• [WHAT TO DO] Write out each line from the data below that includes the word "watermark".

• [DATASET EXCERPTS]
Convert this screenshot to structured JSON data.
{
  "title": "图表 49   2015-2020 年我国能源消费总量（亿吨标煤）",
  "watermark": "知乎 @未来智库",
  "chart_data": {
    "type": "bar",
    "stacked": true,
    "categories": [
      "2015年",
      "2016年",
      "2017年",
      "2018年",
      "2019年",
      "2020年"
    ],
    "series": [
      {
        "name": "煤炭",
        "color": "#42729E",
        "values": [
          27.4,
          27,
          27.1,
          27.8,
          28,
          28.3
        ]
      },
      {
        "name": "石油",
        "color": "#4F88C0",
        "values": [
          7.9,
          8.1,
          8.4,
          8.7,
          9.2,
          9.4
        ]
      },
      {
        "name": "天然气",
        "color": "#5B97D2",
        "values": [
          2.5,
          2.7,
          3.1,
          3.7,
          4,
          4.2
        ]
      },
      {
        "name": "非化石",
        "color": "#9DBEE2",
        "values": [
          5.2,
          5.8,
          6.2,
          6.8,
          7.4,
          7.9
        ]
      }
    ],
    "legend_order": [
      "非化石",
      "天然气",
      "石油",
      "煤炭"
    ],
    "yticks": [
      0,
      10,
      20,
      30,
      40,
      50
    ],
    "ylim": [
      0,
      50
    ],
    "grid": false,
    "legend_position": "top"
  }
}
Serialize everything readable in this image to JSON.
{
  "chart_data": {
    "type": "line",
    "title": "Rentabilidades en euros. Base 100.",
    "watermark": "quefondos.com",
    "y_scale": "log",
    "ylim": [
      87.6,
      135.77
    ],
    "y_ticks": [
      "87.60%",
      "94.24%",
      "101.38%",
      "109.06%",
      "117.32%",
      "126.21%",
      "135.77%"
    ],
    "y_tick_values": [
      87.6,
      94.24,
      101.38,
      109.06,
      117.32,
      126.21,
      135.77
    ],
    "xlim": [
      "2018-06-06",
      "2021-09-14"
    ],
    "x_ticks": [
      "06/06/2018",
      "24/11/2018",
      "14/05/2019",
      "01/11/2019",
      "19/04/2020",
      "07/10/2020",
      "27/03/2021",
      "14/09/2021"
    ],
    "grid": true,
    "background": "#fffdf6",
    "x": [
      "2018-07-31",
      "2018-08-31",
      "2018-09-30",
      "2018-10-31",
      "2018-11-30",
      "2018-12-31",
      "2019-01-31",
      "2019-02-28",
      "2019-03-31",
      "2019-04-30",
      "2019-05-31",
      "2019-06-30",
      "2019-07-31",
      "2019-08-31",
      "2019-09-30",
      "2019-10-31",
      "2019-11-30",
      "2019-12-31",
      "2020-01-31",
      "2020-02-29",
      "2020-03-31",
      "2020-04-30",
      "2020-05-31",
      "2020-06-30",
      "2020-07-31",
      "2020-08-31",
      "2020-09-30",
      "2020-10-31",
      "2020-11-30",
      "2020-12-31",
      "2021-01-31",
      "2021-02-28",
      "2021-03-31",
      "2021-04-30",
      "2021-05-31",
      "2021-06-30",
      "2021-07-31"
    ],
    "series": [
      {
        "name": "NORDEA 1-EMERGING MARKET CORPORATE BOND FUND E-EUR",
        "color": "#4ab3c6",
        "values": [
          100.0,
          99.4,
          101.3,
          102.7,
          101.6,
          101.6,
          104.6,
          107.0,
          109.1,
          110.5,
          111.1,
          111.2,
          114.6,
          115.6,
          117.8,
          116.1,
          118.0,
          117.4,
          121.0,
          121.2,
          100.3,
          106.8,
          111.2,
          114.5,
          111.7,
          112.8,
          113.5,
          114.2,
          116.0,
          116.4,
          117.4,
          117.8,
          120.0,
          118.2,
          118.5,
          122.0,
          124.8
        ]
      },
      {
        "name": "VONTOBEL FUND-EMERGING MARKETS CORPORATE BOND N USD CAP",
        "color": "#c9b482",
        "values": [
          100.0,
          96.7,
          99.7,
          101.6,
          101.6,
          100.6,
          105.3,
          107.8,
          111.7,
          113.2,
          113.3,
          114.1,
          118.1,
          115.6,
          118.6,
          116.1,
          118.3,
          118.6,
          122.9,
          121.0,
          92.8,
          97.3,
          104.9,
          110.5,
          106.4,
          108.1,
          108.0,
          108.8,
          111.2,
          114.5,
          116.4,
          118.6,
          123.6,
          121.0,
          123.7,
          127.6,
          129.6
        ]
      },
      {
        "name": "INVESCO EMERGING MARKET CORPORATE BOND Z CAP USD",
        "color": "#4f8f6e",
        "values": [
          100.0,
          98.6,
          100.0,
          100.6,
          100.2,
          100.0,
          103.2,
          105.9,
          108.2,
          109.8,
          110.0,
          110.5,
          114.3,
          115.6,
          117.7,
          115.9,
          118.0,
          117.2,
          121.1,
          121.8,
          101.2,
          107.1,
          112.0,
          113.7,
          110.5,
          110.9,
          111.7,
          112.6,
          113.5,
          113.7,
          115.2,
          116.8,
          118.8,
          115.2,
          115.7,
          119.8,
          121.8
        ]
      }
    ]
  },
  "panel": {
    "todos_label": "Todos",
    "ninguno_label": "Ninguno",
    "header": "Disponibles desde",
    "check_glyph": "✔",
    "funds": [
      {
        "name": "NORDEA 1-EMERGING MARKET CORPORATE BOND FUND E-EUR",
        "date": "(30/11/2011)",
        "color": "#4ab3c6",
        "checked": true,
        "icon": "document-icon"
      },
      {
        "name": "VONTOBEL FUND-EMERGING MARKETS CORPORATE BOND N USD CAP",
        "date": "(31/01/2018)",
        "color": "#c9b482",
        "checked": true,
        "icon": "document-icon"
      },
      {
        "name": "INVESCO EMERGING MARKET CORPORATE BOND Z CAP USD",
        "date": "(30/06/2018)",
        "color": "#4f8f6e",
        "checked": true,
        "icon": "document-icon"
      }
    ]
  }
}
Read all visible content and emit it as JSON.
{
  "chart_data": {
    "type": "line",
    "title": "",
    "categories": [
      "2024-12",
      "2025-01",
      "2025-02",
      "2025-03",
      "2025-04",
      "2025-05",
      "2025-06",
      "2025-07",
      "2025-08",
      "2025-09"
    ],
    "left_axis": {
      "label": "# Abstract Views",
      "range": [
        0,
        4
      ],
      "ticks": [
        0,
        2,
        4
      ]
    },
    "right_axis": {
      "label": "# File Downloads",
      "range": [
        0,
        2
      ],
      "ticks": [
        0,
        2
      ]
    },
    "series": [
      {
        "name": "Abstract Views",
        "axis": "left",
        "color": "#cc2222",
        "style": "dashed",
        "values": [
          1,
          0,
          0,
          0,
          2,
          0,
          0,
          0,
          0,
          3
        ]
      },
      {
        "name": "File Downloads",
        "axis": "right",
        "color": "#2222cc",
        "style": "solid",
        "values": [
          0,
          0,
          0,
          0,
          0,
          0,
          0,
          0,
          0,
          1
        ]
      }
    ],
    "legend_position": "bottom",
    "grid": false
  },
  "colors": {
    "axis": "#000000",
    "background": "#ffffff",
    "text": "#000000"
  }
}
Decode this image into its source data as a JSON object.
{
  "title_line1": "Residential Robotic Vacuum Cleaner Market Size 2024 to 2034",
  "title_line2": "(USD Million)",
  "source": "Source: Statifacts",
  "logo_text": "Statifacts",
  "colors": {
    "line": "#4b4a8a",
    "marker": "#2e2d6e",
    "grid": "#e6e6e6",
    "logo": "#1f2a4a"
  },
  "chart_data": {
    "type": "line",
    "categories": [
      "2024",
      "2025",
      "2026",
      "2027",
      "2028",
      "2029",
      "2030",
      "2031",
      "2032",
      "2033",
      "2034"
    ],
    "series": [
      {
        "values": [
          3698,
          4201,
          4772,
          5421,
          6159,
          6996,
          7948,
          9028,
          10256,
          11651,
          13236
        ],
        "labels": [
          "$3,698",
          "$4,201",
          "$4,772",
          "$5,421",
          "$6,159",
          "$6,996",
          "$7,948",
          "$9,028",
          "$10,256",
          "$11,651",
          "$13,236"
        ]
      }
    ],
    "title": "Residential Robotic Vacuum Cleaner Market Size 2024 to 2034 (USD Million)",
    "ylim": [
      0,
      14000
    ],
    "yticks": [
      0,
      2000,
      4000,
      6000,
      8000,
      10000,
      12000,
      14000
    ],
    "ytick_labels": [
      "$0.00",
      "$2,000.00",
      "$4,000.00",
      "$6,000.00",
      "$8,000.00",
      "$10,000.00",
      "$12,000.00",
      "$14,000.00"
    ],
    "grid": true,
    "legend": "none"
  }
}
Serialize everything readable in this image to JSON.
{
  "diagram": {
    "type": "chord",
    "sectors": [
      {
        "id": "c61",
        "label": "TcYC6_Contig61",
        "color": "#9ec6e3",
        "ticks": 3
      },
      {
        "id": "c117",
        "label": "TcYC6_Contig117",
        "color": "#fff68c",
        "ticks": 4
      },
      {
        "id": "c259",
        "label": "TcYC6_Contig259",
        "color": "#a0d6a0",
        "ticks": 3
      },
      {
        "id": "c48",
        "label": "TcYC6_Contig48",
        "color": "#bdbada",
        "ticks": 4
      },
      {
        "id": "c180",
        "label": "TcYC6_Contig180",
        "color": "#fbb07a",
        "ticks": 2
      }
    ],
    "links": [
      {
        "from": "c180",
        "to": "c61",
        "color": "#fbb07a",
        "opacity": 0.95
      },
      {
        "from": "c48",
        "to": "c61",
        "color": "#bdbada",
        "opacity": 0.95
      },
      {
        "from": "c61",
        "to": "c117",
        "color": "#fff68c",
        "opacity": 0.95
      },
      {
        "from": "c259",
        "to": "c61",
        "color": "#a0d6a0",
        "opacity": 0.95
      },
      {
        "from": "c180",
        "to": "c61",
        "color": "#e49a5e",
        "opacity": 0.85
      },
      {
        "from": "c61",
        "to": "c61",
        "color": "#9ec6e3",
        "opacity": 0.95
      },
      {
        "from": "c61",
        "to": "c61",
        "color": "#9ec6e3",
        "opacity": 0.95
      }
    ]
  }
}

• [ANSWER TO THE PROBLEM]
  "watermark": "知乎 @未来智库",
    "watermark": "quefondos.com",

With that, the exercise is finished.